Records from a collection of figures
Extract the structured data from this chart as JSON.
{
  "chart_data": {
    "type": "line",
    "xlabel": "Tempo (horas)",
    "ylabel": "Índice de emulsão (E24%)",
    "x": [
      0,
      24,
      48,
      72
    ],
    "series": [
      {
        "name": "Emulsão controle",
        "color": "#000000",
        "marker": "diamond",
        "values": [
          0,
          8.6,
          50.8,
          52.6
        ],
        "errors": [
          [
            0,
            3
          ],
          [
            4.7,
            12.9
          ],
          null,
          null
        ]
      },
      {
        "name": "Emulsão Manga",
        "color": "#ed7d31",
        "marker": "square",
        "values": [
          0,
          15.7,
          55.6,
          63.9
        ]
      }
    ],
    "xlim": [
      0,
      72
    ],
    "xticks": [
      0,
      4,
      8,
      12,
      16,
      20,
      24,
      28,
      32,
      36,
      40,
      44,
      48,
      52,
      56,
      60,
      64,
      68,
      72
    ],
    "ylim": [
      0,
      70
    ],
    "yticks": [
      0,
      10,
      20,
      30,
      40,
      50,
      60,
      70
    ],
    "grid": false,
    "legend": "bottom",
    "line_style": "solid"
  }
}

• TASK BRIEF:
Determine how many lines of this listing contain "name", and give only the number.

• EXERCISE RESULT:
2